◆ **REQUIREMENT**: Every line of the data below is to be given again as it appears, with the images removed.

◆ **DATA FOR THE TASK**:

····················

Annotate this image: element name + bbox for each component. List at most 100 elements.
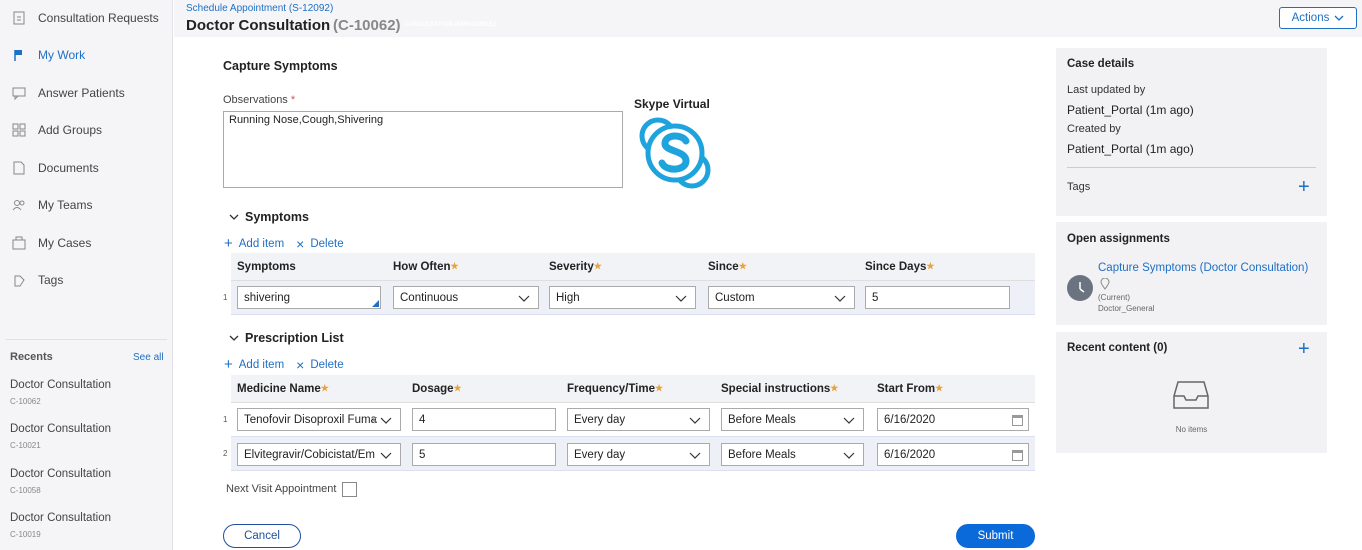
medicine-select[interactable]: Tenofovir Disoproxil Fuma × <box>237 408 401 431</box>
nav-label: Answer Patients <box>38 86 125 100</box>
document-icon <box>13 161 25 175</box>
nav-my-cases[interactable]: My Cases <box>0 228 173 258</box>
instructions-select[interactable]: Before Meals <box>721 408 864 431</box>
prescription-actions: + Add item × Delete <box>224 356 344 373</box>
delete-link[interactable]: Delete <box>310 238 343 250</box>
recent-item[interactable]: Doctor Consultation C-10062 <box>10 379 160 406</box>
frequency-select[interactable]: Every day <box>567 443 710 466</box>
chevron-down-icon <box>689 417 701 424</box>
nav-my-teams[interactable]: My Teams <box>0 190 173 220</box>
recent-content-title: Recent content (0) <box>1067 342 1168 354</box>
recent-item[interactable]: Doctor Consultation C-10021 <box>10 423 160 450</box>
chevron-down-icon <box>229 214 239 220</box>
recent-item[interactable]: Doctor Consultation C-10058 <box>10 468 160 495</box>
chevron-down-icon <box>1334 15 1344 21</box>
row-number: 1 <box>223 293 228 302</box>
flag-icon <box>14 50 22 61</box>
column-header: Dosage★ <box>412 383 462 395</box>
see-all-link[interactable]: See all <box>133 352 164 363</box>
delete-link[interactable]: Delete <box>310 359 343 371</box>
nav-label: Tags <box>38 273 64 287</box>
cancel-button[interactable]: Cancel <box>223 524 301 548</box>
column-header: How Often★ <box>393 261 459 273</box>
assignment-current: (Current) <box>1098 293 1131 302</box>
empty-state-text: No items <box>1175 425 1208 434</box>
calendar-icon[interactable] <box>1012 415 1023 426</box>
actions-button[interactable]: Actions <box>1279 7 1357 29</box>
nav-answer-patients[interactable]: Answer Patients <box>0 78 173 108</box>
row-number: 2 <box>223 449 228 458</box>
section-title: Capture Symptoms <box>223 59 338 73</box>
breadcrumb[interactable]: Schedule Appointment (S-12092) <box>186 3 333 14</box>
calendar-icon[interactable] <box>1012 450 1023 461</box>
inbox-icon <box>1173 381 1209 409</box>
nav-tags[interactable]: Tags <box>0 265 173 295</box>
since-select[interactable]: Custom <box>708 286 855 309</box>
case-details-panel: Case details Last updated by Patient_Por… <box>1056 48 1327 216</box>
column-header: Symptoms <box>237 261 296 273</box>
symptom-input[interactable]: shivering <box>237 286 381 309</box>
dosage-input[interactable]: 4 <box>412 408 556 431</box>
dosage-input[interactable]: 5 <box>412 443 556 466</box>
nav-add-groups[interactable]: Add Groups <box>0 115 173 145</box>
add-item-link[interactable]: Add item <box>239 238 284 250</box>
recent-title: Doctor Consultation <box>10 379 111 391</box>
recent-title: Doctor Consultation <box>10 512 111 524</box>
tag-icon <box>14 275 25 287</box>
prescription-section-toggle[interactable]: Prescription List <box>229 331 344 345</box>
symptoms-table-header: Symptoms How Often★ Severity★ Since★ Sin… <box>231 253 1035 281</box>
last-updated-label: Last updated by <box>1067 84 1146 96</box>
column-header: Start From★ <box>877 383 944 395</box>
recent-title: Doctor Consultation <box>10 468 111 480</box>
assignment-assignee: Doctor_General <box>1098 304 1155 313</box>
prescription-title: Prescription List <box>245 331 344 345</box>
submit-button[interactable]: Submit <box>956 524 1035 548</box>
assignment-link[interactable]: Capture Symptoms (Doctor Consultation) <box>1098 262 1308 274</box>
page-title: Doctor Consultation <box>186 17 331 34</box>
column-header: Special instructions★ <box>721 383 839 395</box>
medicine-select[interactable]: Elvitegravir/Cobicistat/Em <box>237 443 401 466</box>
frequency-select[interactable]: Every day <box>567 408 710 431</box>
start-date-input[interactable]: 6/16/2020 <box>877 443 1029 466</box>
close-icon: × <box>296 235 305 252</box>
location-pin-icon <box>1100 278 1110 290</box>
chevron-down-icon <box>843 417 855 424</box>
start-date-input[interactable]: 6/16/2020 <box>877 408 1029 431</box>
how-often-select[interactable]: Continuous <box>393 286 539 309</box>
symptoms-actions: + Add item × Delete <box>224 235 344 252</box>
nav-consultation-requests[interactable]: Consultation Requests <box>0 3 173 33</box>
last-updated-value: Patient_Portal (1m ago) <box>1067 103 1194 117</box>
actions-label: Actions <box>1291 12 1330 24</box>
prescription-table-header: Medicine Name★ Dosage★ Frequency/Time★ S… <box>231 375 1035 403</box>
add-item-link[interactable]: Add item <box>239 359 284 371</box>
observations-field[interactable] <box>223 111 623 188</box>
clear-icon[interactable]: × <box>370 412 378 427</box>
column-header: Medicine Name★ <box>237 383 329 395</box>
case-details-title: Case details <box>1067 58 1135 70</box>
grid-icon <box>12 123 26 137</box>
clock-icon <box>1067 275 1093 301</box>
created-value: Patient_Portal (1m ago) <box>1067 142 1194 156</box>
skype-icon[interactable] <box>638 116 712 190</box>
nav-label: My Cases <box>38 236 92 250</box>
close-icon: × <box>296 356 305 373</box>
created-label: Created by <box>1067 123 1121 135</box>
severity-select[interactable]: High <box>549 286 696 309</box>
since-days-input[interactable]: 5 <box>865 286 1010 309</box>
nav-documents[interactable]: Documents <box>0 153 173 183</box>
next-visit-checkbox[interactable] <box>342 482 357 497</box>
recents-title: Recents <box>10 351 53 363</box>
team-icon <box>12 200 25 211</box>
open-assignments-title: Open assignments <box>1067 233 1170 245</box>
status-badge: CONSULTATION-INPROGRESS <box>404 22 497 28</box>
nav-label: Add Groups <box>38 123 103 137</box>
table-row: 2 Elvitegravir/Cobicistat/Em 5 Every day… <box>223 437 1035 471</box>
add-tag-icon[interactable]: + <box>1298 177 1310 197</box>
column-header: Since★ <box>708 261 747 273</box>
recent-item[interactable]: Doctor Consultation C-10019 <box>10 512 160 539</box>
add-content-icon[interactable]: + <box>1298 339 1310 359</box>
symptoms-title: Symptoms <box>245 210 309 224</box>
nav-my-work[interactable]: My Work <box>0 40 173 70</box>
symptoms-section-toggle[interactable]: Symptoms <box>229 210 309 224</box>
instructions-select[interactable]: Before Meals <box>721 443 864 466</box>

····················

◆ **FINISHED TASK**:
Annotate this image: element name + bbox for each component. List at most 100 elements.
medicine-select[interactable]: Tenofovir Disoproxil Fuma × <box>237 408 401 431</box>
nav-label: Answer Patients <box>38 86 125 100</box>
document-icon <box>13 161 25 175</box>
nav-my-cases[interactable]: My Cases <box>0 228 173 258</box>
instructions-select[interactable]: Before Meals <box>721 408 864 431</box>
prescription-actions: + Add item × Delete <box>224 356 344 373</box>
delete-link[interactable]: Delete <box>310 238 343 250</box>
recent-item[interactable]: Doctor Consultation C-10062 <box>10 379 160 406</box>
frequency-select[interactable]: Every day <box>567 443 710 466</box>
chevron-down-icon <box>689 417 701 424</box>
nav-my-teams[interactable]: My Teams <box>0 190 173 220</box>
recent-content-title: Recent content (0) <box>1067 342 1168 354</box>
recent-item[interactable]: Doctor Consultation C-10021 <box>10 423 160 450</box>
chevron-down-icon <box>229 214 239 220</box>
recent-item[interactable]: Doctor Consultation C-10058 <box>10 468 160 495</box>
chevron-down-icon <box>1334 15 1344 21</box>
row-number: 1 <box>223 293 228 302</box>
flag-icon <box>14 50 22 61</box>
column-header: Dosage★ <box>412 383 462 395</box>
see-all-link[interactable]: See all <box>133 352 164 363</box>
delete-link[interactable]: Delete <box>310 359 343 371</box>
nav-label: Tags <box>38 273 64 287</box>
cancel-button[interactable]: Cancel <box>223 524 301 548</box>
column-header: How Often★ <box>393 261 459 273</box>
assignment-current: (Current) <box>1098 293 1131 302</box>
empty-state-text: No items <box>1175 425 1208 434</box>
calendar-icon[interactable] <box>1012 415 1023 426</box>
actions-button[interactable]: Actions <box>1279 7 1357 29</box>
nav-answer-patients[interactable]: Answer Patients <box>0 78 173 108</box>
row-number: 2 <box>223 449 228 458</box>
section-title: Capture Symptoms <box>223 59 338 73</box>
breadcrumb[interactable]: Schedule Appointment (S-12092) <box>186 3 333 14</box>
calendar-icon[interactable] <box>1012 450 1023 461</box>
inbox-icon <box>1173 381 1209 409</box>
nav-tags[interactable]: Tags <box>0 265 173 295</box>
since-select[interactable]: Custom <box>708 286 855 309</box>
case-details-panel: Case details Last updated by Patient_Por… <box>1056 48 1327 216</box>
column-header: Symptoms <box>237 261 296 273</box>
symptom-input[interactable]: shivering <box>237 286 381 309</box>
dosage-input[interactable]: 4 <box>412 408 556 431</box>
dosage-input[interactable]: 5 <box>412 443 556 466</box>
nav-add-groups[interactable]: Add Groups <box>0 115 173 145</box>
add-item-link[interactable]: Add item <box>239 238 284 250</box>
recent-title: Doctor Consultation <box>10 379 111 391</box>
recent-title: Doctor Consultation <box>10 512 111 524</box>
tag-icon <box>14 275 25 287</box>
prescription-section-toggle[interactable]: Prescription List <box>229 331 344 345</box>
symptoms-table-header: Symptoms How Often★ Severity★ Since★ Sin… <box>231 253 1035 281</box>
last-updated-label: Last updated by <box>1067 84 1146 96</box>
column-header: Start From★ <box>877 383 944 395</box>
recent-title: Doctor Consultation <box>10 468 111 480</box>
assignment-assignee: Doctor_General <box>1098 304 1155 313</box>
prescription-title: Prescription List <box>245 331 344 345</box>
submit-button[interactable]: Submit <box>956 524 1035 548</box>
assignment-link[interactable]: Capture Symptoms (Doctor Consultation) <box>1098 262 1308 274</box>
page-title: Doctor Consultation <box>186 17 331 34</box>
column-header: Special instructions★ <box>721 383 839 395</box>
medicine-select[interactable]: Elvitegravir/Cobicistat/Em <box>237 443 401 466</box>
frequency-select[interactable]: Every day <box>567 408 710 431</box>
start-date-input[interactable]: 6/16/2020 <box>877 443 1029 466</box>
close-icon: × <box>296 235 305 252</box>
location-pin-icon <box>1100 278 1110 290</box>
chevron-down-icon <box>843 417 855 424</box>
start-date-input[interactable]: 6/16/2020 <box>877 408 1029 431</box>
how-often-select[interactable]: Continuous <box>393 286 539 309</box>
symptoms-actions: + Add item × Delete <box>224 235 344 252</box>
nav-consultation-requests[interactable]: Consultation Requests <box>0 3 173 33</box>
last-updated-value: Patient_Portal (1m ago) <box>1067 103 1194 117</box>
actions-label: Actions <box>1291 12 1330 24</box>
prescription-table-header: Medicine Name★ Dosage★ Frequency/Time★ S… <box>231 375 1035 403</box>
add-item-link[interactable]: Add item <box>239 359 284 371</box>
observations-field[interactable] <box>223 111 623 188</box>
clear-icon[interactable]: × <box>370 412 378 427</box>
column-header: Medicine Name★ <box>237 383 329 395</box>
case-details-title: Case details <box>1067 58 1135 70</box>
grid-icon <box>12 123 26 137</box>
clock-icon <box>1067 275 1093 301</box>
created-value: Patient_Portal (1m ago) <box>1067 142 1194 156</box>
skype-icon[interactable] <box>638 116 712 190</box>
nav-label: My Cases <box>38 236 92 250</box>
close-icon: × <box>296 356 305 373</box>
created-label: Created by <box>1067 123 1121 135</box>
severity-select[interactable]: High <box>549 286 696 309</box>
since-days-input[interactable]: 5 <box>865 286 1010 309</box>
nav-documents[interactable]: Documents <box>0 153 173 183</box>
next-visit-checkbox[interactable] <box>342 482 357 497</box>
recents-title: Recents <box>10 351 53 363</box>
team-icon <box>12 200 25 211</box>
open-assignments-title: Open assignments <box>1067 233 1170 245</box>
status-badge: CONSULTATION-INPROGRESS <box>404 22 497 28</box>
nav-label: Add Groups <box>38 123 103 137</box>
table-row: 2 Elvitegravir/Cobicistat/Em 5 Every day… <box>223 437 1035 471</box>
add-tag-icon[interactable]: + <box>1298 177 1310 197</box>
column-header: Since★ <box>708 261 747 273</box>
recent-item[interactable]: Doctor Consultation C-10019 <box>10 512 160 539</box>
add-content-icon[interactable]: + <box>1298 339 1310 359</box>
symptoms-title: Symptoms <box>245 210 309 224</box>
nav-my-work[interactable]: My Work <box>0 40 173 70</box>
symptoms-section-toggle[interactable]: Symptoms <box>229 210 309 224</box>
instructions-select[interactable]: Before Meals <box>721 443 864 466</box>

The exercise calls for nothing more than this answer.